------ THE DATA ------
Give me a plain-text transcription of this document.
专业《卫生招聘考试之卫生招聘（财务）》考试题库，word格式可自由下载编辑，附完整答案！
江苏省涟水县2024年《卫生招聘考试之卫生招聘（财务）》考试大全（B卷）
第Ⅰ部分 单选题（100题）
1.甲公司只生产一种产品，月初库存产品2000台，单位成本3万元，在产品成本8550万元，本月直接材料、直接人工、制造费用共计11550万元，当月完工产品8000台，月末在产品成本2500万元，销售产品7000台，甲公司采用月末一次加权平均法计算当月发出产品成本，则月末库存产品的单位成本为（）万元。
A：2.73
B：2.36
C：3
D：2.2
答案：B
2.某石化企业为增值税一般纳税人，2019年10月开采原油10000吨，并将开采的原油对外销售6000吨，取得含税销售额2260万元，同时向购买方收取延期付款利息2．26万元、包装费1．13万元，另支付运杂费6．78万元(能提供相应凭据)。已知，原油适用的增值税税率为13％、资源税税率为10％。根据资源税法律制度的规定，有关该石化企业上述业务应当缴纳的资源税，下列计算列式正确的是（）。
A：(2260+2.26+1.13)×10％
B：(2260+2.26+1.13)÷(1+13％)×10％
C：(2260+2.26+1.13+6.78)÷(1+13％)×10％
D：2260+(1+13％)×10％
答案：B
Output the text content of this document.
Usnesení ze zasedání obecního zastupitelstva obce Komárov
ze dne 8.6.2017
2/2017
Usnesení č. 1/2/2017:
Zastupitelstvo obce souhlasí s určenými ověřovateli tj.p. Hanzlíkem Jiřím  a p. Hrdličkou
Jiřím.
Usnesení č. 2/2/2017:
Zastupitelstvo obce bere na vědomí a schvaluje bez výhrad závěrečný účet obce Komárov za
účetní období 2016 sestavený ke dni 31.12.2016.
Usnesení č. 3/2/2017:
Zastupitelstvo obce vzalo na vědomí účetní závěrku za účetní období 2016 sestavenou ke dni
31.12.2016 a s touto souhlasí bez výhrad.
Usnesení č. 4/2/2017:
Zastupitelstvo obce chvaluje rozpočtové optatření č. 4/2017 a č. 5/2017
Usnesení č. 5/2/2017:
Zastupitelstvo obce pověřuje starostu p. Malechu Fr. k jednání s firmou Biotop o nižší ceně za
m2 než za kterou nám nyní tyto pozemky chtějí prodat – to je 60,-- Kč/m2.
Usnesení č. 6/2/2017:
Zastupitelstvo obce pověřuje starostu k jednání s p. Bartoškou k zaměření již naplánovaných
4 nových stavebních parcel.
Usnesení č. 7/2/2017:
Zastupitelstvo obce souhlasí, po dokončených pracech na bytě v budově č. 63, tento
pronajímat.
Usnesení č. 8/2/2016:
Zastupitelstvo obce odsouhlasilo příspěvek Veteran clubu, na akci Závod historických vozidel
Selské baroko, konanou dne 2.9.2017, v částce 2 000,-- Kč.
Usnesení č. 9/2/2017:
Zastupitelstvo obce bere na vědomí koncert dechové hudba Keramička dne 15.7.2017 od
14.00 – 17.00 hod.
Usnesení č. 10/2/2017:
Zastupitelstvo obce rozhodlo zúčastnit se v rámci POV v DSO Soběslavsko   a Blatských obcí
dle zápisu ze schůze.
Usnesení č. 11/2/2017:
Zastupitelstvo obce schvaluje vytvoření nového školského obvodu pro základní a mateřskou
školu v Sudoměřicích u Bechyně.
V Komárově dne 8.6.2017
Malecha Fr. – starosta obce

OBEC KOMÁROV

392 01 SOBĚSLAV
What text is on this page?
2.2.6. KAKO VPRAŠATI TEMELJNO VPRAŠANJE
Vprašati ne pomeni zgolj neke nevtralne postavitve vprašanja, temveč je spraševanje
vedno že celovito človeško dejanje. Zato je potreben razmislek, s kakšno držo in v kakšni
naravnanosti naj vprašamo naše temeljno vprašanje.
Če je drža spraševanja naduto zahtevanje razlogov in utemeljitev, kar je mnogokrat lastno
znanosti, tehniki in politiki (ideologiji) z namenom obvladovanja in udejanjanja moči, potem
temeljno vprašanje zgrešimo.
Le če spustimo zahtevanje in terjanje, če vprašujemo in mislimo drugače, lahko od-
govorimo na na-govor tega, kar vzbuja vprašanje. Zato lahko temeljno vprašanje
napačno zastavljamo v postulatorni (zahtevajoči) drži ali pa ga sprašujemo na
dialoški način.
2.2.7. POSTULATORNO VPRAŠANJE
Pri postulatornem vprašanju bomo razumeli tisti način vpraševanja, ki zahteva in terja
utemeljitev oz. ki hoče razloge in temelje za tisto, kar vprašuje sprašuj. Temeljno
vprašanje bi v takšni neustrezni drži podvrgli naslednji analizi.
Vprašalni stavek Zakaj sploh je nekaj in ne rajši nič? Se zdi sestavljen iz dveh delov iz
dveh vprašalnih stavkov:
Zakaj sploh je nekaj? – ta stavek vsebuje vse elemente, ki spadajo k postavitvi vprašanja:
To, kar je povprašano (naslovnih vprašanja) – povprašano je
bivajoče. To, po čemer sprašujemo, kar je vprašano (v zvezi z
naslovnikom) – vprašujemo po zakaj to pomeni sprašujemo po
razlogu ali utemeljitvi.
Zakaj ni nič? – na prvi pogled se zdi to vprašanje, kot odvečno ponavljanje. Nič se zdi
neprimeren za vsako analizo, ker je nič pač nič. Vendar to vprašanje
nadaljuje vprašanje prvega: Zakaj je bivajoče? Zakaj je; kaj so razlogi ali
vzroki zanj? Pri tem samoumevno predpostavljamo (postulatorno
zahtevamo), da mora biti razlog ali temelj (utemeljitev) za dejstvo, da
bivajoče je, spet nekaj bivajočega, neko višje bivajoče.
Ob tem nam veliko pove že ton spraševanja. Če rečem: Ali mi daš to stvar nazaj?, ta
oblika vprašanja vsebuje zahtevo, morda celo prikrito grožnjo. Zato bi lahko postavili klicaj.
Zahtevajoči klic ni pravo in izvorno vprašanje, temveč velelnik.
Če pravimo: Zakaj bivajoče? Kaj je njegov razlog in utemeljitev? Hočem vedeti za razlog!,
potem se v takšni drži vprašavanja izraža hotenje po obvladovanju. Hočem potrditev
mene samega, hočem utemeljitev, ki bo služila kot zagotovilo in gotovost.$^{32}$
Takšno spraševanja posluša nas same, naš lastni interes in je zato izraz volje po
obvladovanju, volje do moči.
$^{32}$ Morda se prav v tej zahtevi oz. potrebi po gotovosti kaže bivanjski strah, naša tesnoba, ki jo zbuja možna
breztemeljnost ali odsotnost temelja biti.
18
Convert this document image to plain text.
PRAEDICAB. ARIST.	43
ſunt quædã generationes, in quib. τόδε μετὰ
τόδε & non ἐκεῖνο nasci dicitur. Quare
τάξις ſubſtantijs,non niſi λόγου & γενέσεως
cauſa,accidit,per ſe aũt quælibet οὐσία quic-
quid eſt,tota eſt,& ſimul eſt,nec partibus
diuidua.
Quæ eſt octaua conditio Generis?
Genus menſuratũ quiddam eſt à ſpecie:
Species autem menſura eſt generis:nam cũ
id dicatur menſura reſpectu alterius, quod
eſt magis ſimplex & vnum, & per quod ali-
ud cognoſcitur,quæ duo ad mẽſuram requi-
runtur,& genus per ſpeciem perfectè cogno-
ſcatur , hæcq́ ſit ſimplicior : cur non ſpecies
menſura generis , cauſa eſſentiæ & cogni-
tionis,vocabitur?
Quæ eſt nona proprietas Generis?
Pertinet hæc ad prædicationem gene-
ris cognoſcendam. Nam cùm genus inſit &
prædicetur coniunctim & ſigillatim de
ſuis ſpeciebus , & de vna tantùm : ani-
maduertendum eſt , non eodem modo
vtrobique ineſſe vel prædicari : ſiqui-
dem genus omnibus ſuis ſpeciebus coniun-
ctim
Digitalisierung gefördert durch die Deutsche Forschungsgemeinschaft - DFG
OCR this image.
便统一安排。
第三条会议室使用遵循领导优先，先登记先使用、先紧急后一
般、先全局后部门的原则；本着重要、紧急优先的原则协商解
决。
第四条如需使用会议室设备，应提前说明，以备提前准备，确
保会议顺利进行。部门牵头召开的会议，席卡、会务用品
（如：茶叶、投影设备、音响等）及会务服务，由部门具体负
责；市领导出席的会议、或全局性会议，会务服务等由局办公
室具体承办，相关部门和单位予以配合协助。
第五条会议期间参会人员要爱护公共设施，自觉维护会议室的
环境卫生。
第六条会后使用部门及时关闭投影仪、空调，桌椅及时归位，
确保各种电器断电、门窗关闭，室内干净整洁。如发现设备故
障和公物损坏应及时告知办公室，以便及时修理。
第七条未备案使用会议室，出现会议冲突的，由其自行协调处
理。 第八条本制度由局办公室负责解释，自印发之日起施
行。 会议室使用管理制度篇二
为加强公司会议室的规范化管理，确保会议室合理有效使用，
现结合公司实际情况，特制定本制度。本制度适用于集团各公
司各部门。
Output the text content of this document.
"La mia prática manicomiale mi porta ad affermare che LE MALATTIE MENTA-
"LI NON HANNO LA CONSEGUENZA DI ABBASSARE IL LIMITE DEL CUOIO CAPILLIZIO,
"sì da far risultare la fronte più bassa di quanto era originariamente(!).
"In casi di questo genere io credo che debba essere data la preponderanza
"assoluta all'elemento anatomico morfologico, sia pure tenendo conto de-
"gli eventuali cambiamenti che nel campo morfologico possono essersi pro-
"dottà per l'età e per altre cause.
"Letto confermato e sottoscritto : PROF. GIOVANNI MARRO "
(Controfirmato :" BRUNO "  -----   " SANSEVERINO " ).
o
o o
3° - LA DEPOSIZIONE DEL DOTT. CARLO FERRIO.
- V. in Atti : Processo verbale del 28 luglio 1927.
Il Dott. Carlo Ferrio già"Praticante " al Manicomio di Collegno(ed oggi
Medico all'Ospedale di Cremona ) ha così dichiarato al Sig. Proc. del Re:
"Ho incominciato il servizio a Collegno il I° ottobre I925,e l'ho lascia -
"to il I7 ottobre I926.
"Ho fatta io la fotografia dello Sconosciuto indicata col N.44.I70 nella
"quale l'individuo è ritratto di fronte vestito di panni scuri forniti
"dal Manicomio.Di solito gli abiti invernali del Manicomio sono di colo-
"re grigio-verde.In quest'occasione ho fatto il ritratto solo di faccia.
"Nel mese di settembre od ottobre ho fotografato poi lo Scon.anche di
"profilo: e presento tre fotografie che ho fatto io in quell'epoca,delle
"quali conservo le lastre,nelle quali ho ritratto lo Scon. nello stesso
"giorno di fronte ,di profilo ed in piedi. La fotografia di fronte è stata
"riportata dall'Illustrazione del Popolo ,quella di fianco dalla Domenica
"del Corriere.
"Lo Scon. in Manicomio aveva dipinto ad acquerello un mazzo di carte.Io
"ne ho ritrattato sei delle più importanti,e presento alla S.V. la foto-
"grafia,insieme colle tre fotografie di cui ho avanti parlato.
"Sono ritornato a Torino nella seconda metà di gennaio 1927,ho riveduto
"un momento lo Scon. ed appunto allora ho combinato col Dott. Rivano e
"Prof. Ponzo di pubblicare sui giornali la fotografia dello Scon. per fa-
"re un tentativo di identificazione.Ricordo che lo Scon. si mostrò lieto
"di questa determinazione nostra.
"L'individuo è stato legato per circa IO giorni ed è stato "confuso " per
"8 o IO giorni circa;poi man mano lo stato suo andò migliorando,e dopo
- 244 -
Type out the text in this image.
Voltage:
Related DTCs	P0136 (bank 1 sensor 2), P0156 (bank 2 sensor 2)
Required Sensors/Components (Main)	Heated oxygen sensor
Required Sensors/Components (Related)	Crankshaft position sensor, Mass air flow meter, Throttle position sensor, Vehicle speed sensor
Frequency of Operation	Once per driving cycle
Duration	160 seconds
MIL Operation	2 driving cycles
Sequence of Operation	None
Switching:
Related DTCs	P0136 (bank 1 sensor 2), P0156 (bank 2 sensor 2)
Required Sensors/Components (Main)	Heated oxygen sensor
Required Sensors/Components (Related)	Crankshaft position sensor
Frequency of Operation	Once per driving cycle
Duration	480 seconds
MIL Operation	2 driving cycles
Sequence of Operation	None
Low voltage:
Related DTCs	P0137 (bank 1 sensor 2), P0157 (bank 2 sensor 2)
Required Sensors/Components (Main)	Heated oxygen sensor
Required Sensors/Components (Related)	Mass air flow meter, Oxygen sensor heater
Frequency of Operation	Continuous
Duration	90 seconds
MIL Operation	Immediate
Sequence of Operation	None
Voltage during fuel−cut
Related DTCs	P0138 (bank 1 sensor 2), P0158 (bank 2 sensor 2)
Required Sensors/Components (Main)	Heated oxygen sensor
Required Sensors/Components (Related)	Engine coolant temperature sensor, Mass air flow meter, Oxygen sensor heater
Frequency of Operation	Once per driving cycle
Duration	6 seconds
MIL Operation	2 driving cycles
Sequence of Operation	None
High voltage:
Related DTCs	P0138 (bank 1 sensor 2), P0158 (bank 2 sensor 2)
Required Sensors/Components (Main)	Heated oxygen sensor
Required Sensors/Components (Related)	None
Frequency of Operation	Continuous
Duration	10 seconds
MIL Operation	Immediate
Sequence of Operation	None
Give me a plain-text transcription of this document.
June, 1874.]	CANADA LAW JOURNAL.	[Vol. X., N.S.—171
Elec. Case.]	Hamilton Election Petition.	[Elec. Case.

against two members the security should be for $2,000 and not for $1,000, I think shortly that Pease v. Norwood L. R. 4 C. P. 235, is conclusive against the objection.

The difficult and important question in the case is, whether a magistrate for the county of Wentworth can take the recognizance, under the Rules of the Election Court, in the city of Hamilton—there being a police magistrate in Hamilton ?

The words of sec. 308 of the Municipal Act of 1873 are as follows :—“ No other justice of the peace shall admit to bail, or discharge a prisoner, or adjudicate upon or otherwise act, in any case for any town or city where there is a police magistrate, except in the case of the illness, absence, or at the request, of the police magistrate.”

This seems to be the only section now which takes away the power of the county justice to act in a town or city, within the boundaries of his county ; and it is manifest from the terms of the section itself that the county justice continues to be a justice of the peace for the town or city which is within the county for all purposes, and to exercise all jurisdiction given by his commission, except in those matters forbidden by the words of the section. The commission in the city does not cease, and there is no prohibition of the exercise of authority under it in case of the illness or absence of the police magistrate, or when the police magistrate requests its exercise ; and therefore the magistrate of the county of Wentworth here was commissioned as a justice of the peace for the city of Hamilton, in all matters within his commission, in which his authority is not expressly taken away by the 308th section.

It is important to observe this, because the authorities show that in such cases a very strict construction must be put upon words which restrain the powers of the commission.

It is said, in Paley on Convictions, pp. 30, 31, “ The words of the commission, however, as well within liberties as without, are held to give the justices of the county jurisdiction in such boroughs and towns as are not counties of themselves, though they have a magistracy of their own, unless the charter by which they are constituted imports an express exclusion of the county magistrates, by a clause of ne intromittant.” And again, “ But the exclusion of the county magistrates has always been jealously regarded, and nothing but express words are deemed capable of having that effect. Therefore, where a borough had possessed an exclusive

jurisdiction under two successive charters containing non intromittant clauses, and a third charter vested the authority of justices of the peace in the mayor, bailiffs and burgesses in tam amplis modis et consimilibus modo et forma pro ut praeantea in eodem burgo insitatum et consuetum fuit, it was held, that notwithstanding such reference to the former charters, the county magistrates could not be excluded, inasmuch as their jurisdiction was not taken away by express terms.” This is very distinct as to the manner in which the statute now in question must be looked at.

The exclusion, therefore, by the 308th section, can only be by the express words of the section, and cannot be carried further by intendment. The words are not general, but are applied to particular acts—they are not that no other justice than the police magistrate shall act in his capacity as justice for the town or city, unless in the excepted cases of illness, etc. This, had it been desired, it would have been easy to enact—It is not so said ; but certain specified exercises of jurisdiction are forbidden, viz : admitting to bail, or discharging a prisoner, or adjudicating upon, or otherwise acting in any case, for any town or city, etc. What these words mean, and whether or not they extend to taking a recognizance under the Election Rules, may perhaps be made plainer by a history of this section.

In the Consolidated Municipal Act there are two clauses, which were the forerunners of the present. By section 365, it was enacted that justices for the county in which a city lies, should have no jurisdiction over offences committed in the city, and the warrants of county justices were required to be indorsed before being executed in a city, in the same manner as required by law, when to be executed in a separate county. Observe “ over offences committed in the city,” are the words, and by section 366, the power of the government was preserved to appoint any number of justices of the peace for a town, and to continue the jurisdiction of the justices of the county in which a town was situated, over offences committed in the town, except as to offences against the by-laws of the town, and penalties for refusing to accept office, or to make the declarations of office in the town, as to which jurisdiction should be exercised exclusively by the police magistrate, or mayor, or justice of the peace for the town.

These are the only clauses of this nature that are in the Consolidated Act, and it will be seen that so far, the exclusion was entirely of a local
------
(WRITTEN REQUEST):
Only the number is wanted: how many lines in the entries above contain the word "Crankshaft"?

(FINISHED ANSWER):
2